Challenge: Count how many lines contain "this" and reply with that number only.

Given records:
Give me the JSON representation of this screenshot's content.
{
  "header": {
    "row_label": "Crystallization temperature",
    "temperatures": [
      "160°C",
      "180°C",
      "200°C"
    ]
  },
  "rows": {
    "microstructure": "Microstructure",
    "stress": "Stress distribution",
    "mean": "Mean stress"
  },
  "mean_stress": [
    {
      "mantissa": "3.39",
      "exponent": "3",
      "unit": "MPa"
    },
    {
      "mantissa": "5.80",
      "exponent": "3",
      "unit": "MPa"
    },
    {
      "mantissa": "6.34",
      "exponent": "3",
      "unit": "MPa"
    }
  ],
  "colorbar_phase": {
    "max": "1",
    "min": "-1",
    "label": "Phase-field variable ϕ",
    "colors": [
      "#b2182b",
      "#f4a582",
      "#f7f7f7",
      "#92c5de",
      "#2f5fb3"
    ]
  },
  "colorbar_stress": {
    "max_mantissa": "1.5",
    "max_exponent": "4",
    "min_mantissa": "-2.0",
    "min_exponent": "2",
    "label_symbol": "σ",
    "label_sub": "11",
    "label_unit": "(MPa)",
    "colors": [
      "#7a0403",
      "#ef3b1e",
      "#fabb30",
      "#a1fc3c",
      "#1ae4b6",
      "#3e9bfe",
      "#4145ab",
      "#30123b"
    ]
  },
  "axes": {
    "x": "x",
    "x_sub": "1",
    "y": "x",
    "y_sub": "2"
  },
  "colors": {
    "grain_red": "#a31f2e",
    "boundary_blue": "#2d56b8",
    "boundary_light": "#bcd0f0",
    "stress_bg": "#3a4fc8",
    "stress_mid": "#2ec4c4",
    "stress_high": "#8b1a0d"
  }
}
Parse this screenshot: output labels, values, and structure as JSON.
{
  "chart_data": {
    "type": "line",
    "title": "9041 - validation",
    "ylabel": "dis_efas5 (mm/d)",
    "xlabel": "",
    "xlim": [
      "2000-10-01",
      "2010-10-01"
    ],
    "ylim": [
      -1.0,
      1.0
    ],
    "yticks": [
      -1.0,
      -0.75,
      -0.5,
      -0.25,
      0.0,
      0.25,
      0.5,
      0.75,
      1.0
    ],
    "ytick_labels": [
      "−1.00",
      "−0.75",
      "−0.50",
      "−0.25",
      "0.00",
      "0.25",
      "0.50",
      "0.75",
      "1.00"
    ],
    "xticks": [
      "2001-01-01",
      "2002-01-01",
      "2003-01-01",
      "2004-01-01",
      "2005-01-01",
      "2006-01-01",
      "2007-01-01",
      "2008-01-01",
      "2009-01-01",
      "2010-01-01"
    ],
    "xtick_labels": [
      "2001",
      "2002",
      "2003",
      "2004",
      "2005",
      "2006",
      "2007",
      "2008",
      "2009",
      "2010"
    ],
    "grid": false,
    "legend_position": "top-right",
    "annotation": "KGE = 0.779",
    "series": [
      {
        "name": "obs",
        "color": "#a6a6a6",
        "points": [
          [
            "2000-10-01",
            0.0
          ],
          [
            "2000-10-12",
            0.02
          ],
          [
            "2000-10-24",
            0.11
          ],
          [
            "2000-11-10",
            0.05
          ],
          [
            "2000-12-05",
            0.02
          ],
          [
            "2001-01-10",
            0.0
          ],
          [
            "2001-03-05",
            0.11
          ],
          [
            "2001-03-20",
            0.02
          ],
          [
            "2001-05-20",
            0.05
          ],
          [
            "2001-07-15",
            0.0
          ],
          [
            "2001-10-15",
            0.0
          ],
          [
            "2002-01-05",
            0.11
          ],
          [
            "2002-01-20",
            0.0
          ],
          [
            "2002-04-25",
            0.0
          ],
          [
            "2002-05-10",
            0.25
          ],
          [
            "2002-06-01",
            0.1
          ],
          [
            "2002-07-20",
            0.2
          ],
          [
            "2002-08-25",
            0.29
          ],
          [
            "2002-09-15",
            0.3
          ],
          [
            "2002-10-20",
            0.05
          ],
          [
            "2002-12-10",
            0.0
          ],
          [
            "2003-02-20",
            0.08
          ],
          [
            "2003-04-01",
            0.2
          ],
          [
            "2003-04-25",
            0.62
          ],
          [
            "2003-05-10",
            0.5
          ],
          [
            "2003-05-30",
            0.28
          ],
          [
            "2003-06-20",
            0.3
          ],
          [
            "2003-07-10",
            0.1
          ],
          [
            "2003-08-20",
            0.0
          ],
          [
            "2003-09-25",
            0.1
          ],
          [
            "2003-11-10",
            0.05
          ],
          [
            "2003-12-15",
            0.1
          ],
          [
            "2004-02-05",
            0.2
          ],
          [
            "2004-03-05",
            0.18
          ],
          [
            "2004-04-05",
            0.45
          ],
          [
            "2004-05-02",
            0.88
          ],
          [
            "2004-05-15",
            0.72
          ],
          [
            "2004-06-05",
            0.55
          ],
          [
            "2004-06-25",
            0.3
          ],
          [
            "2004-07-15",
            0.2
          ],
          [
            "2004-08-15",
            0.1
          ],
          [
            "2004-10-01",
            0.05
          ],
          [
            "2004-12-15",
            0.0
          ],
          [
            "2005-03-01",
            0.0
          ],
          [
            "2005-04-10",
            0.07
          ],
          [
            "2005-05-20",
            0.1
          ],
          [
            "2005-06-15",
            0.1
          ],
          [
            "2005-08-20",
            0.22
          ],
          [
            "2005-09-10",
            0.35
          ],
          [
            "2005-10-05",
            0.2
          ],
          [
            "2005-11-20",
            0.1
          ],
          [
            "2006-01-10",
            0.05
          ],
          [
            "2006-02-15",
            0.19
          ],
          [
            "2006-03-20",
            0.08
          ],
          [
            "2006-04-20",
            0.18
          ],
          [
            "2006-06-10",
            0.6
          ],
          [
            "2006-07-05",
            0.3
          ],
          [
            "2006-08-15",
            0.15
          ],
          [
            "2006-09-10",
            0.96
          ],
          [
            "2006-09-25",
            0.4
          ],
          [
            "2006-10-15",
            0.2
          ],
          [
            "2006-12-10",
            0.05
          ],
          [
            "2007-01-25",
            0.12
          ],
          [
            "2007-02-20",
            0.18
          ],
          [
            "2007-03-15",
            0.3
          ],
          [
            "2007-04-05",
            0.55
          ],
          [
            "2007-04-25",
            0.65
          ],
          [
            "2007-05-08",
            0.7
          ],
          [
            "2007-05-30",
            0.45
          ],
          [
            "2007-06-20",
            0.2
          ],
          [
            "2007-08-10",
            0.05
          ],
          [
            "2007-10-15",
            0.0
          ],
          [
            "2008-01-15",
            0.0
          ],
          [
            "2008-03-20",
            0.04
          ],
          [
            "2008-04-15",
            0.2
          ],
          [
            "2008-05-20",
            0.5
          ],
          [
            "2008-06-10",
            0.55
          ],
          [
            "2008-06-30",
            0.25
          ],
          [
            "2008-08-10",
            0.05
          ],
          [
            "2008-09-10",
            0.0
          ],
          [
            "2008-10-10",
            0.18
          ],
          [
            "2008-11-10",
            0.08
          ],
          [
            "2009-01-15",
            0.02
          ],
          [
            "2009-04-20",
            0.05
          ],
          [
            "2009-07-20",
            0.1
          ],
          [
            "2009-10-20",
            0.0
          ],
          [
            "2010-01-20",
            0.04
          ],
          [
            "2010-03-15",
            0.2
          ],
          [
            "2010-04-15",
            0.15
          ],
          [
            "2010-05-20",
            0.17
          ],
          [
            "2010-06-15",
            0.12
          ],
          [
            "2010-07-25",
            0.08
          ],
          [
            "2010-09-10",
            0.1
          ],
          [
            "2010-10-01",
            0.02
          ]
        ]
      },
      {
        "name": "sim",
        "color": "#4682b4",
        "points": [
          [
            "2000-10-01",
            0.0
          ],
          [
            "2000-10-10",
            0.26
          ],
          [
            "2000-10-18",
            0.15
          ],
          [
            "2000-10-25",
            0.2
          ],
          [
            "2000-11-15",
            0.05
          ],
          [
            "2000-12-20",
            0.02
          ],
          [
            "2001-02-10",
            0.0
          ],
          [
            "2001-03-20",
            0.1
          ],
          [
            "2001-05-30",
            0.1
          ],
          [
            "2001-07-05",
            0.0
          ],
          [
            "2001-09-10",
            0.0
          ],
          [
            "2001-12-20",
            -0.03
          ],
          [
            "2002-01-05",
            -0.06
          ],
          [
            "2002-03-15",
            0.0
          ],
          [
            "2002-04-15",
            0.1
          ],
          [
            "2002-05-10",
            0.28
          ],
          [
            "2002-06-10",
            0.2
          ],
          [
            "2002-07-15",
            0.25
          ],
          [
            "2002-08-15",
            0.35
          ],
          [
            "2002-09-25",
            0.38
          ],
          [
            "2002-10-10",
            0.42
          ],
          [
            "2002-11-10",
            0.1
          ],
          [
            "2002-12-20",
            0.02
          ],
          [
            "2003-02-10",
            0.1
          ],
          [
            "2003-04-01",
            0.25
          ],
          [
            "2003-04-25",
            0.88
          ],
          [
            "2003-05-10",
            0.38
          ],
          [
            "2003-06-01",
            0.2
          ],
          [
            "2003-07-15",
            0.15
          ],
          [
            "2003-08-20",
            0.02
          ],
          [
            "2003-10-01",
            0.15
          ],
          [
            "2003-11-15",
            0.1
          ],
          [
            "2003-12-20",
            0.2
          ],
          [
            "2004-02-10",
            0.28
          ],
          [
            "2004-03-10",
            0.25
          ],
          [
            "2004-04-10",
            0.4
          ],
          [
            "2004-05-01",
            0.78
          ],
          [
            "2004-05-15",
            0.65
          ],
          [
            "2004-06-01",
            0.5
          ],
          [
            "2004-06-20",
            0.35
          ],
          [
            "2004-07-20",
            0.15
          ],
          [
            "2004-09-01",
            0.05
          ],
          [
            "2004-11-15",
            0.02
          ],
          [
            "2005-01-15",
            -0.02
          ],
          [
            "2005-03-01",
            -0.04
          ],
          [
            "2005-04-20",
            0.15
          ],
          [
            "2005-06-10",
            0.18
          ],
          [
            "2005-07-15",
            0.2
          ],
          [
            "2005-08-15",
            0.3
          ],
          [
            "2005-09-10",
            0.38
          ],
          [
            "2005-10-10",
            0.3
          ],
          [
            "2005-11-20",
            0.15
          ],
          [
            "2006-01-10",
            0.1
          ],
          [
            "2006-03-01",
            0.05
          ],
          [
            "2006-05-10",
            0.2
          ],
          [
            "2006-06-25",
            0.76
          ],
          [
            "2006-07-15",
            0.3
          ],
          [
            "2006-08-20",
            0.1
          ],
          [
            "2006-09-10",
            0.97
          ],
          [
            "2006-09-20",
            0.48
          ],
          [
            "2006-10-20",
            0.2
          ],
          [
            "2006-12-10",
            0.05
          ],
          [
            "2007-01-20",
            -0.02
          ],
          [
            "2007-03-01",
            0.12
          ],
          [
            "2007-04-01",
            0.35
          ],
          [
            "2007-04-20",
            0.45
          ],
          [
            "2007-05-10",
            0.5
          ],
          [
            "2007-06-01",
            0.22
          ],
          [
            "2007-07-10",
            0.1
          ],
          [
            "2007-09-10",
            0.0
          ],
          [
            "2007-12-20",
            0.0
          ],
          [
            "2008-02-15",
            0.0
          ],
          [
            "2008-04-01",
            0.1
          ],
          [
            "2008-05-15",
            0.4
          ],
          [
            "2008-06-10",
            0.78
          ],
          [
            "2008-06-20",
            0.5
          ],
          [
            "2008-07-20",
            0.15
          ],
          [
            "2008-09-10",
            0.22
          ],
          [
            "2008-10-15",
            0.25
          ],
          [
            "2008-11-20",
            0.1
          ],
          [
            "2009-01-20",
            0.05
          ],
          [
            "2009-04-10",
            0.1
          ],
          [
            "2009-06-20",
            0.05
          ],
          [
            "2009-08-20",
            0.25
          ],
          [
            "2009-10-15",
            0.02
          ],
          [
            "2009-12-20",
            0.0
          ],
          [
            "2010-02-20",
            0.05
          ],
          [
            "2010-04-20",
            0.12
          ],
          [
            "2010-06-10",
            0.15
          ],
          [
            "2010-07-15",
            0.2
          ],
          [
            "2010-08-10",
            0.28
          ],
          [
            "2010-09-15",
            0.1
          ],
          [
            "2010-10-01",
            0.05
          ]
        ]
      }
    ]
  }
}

Solution: 2